━━━ Material for the task ━━━

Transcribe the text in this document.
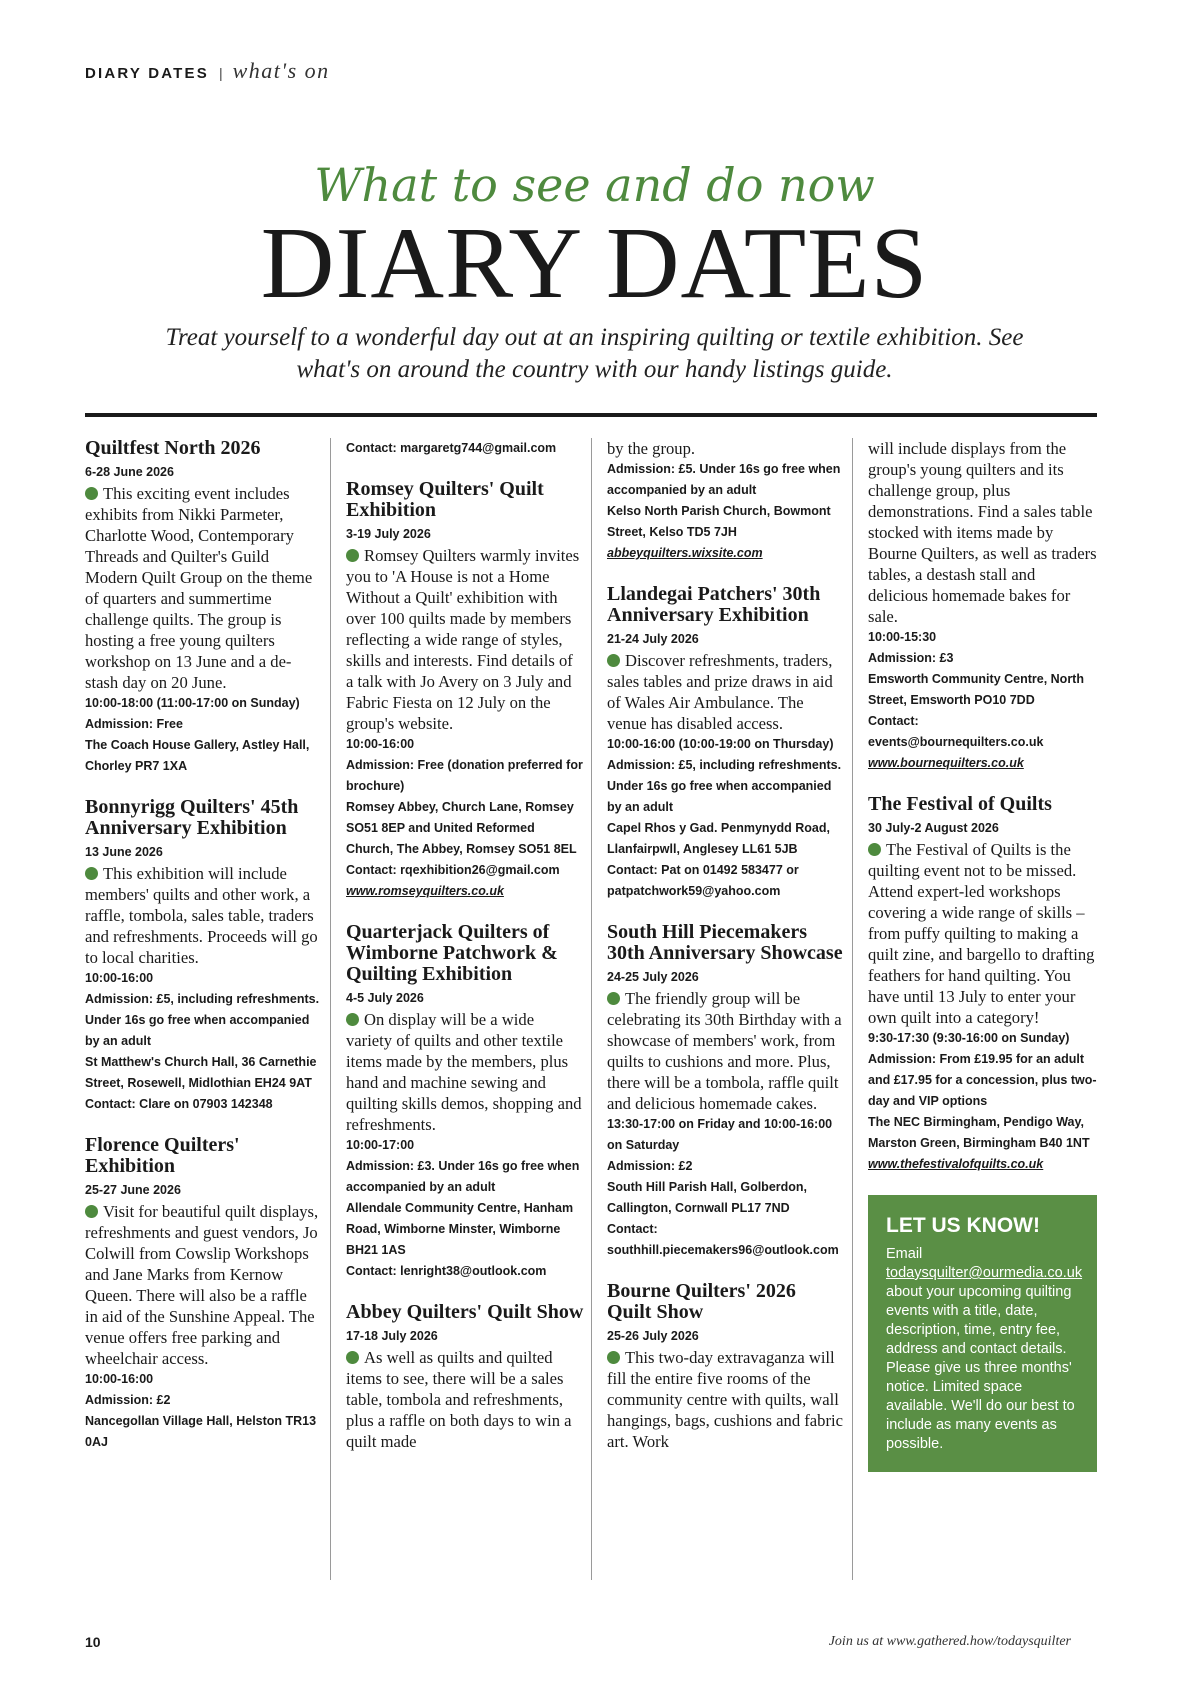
DIARY DATES | what's on
What to see and do now
DIARY DATES
Treat yourself to a wonderful day out at an inspiring quilting or textile exhibition. See what's on around the country with our handy listings guide.
Quiltfest North 2026
6-28 June 2026
This exciting event includes exhibits from Nikki Parmeter, Charlotte Wood, Contemporary Threads and Quilter's Guild Modern Quilt Group on the theme of quarters and summertime challenge quilts. The group is hosting a free young quilters workshop on 13 June and a de-stash day on 20 June.
10:00-18:00 (11:00-17:00 on Sunday)
Admission: Free
The Coach House Gallery, Astley Hall, Chorley PR7 1XA
Bonnyrigg Quilters' 45th Anniversary Exhibition
13 June 2026
This exhibition will include members' quilts and other work, a raffle, tombola, sales table, traders and refreshments. Proceeds will go to local charities.
10:00-16:00
Admission: £5, including refreshments. Under 16s go free when accompanied by an adult
St Matthew's Church Hall, 36 Carnethie Street, Rosewell, Midlothian EH24 9AT
Contact: Clare on 07903 142348
Florence Quilters' Exhibition
25-27 June 2026
Visit for beautiful quilt displays, refreshments and guest vendors, Jo Colwill from Cowslip Workshops and Jane Marks from Kernow Queen. There will also be a raffle in aid of the Sunshine Appeal. The venue offers free parking and wheelchair access.
10:00-16:00
Admission: £2
Nancegollan Village Hall, Helston TR13 0AJ
Contact: margaretg744@gmail.com
Romsey Quilters' Quilt Exhibition
3-19 July 2026
Romsey Quilters warmly invites you to 'A House is not a Home Without a Quilt' exhibition with over 100 quilts made by members reflecting a wide range of styles, skills and interests. Find details of a talk with Jo Avery on 3 July and Fabric Fiesta on 12 July on the group's website.
10:00-16:00
Admission: Free (donation preferred for brochure)
Romsey Abbey, Church Lane, Romsey SO51 8EP and United Reformed Church, The Abbey, Romsey SO51 8EL
Contact: rqexhibition26@gmail.com
www.romseyquilters.co.uk
Quarterjack Quilters of Wimborne Patchwork & Quilting Exhibition
4-5 July 2026
On display will be a wide variety of quilts and other textile items made by the members, plus hand and machine sewing and quilting skills demos, shopping and refreshments.
10:00-17:00
Admission: £3. Under 16s go free when accompanied by an adult
Allendale Community Centre, Hanham Road, Wimborne Minster, Wimborne BH21 1AS
Contact: lenright38@outlook.com
Abbey Quilters' Quilt Show
17-18 July 2026
As well as quilts and quilted items to see, there will be a sales table, tombola and refreshments, plus a raffle on both days to win a quilt made
by the group.
Admission: £5. Under 16s go free when accompanied by an adult
Kelso North Parish Church, Bowmont Street, Kelso TD5 7JH
abbeyquilters.wixsite.com
Llandegai Patchers' 30th Anniversary Exhibition
21-24 July 2026
Discover refreshments, traders, sales tables and prize draws in aid of Wales Air Ambulance. The venue has disabled access.
10:00-16:00 (10:00-19:00 on Thursday)
Admission: £5, including refreshments. Under 16s go free when accompanied by an adult
Capel Rhos y Gad. Penmynydd Road, Llanfairpwll, Anglesey LL61 5JB
Contact: Pat on 01492 583477 or patpatchwork59@yahoo.com
South Hill Piecemakers 30th Anniversary Showcase
24-25 July 2026
The friendly group will be celebrating its 30th Birthday with a showcase of members' work, from quilts to cushions and more. Plus, there will be a tombola, raffle quilt and delicious homemade cakes.
13:30-17:00 on Friday and 10:00-16:00 on Saturday
Admission: £2
South Hill Parish Hall, Golberdon, Callington, Cornwall PL17 7ND
Contact: southhill.piecemakers96@outlook.com
Bourne Quilters' 2026 Quilt Show
25-26 July 2026
This two-day extravaganza will fill the entire five rooms of the community centre with quilts, wall hangings, bags, cushions and fabric art. Work
will include displays from the group's young quilters and its challenge group, plus demonstrations. Find a sales table stocked with items made by Bourne Quilters, as well as traders tables, a destash stall and delicious homemade bakes for sale.
10:00-15:30
Admission: £3
Emsworth Community Centre, North Street, Emsworth PO10 7DD
Contact: events@bournequilters.co.uk
www.bournequilters.co.uk
The Festival of Quilts
30 July-2 August 2026
The Festival of Quilts is the quilting event not to be missed. Attend expert-led workshops covering a wide range of skills – from puffy quilting to making a quilt zine, and bargello to drafting feathers for hand quilting. You have until 13 July to enter your own quilt into a category!
9:30-17:30 (9:30-16:00 on Sunday)
Admission: From £19.95 for an adult and £17.95 for a concession, plus two-day and VIP options
The NEC Birmingham, Pendigo Way, Marston Green, Birmingham B40 1NT
www.thefestivalofquilts.co.uk
LET US KNOW!
Email todaysquilter@ourmedia.co.uk about your upcoming quilting events with a title, date, description, time, entry fee, address and contact details. Please give us three months' notice. Limited space available. We'll do our best to include as many events as possible.
10	Join us at www.gathered.how/todaysquilter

━━━

- Objective: Reproduce each line from the records that contains the word "when".

- Task output:
Admission: £5, including refreshments. Under 16s go free when accompanied by an adult
Admission: £3. Under 16s go free when accompanied by an adult
Admission: £5. Under 16s go free when accompanied by an adult
Admission: £5, including refreshments. Under 16s go free when accompanied by an adult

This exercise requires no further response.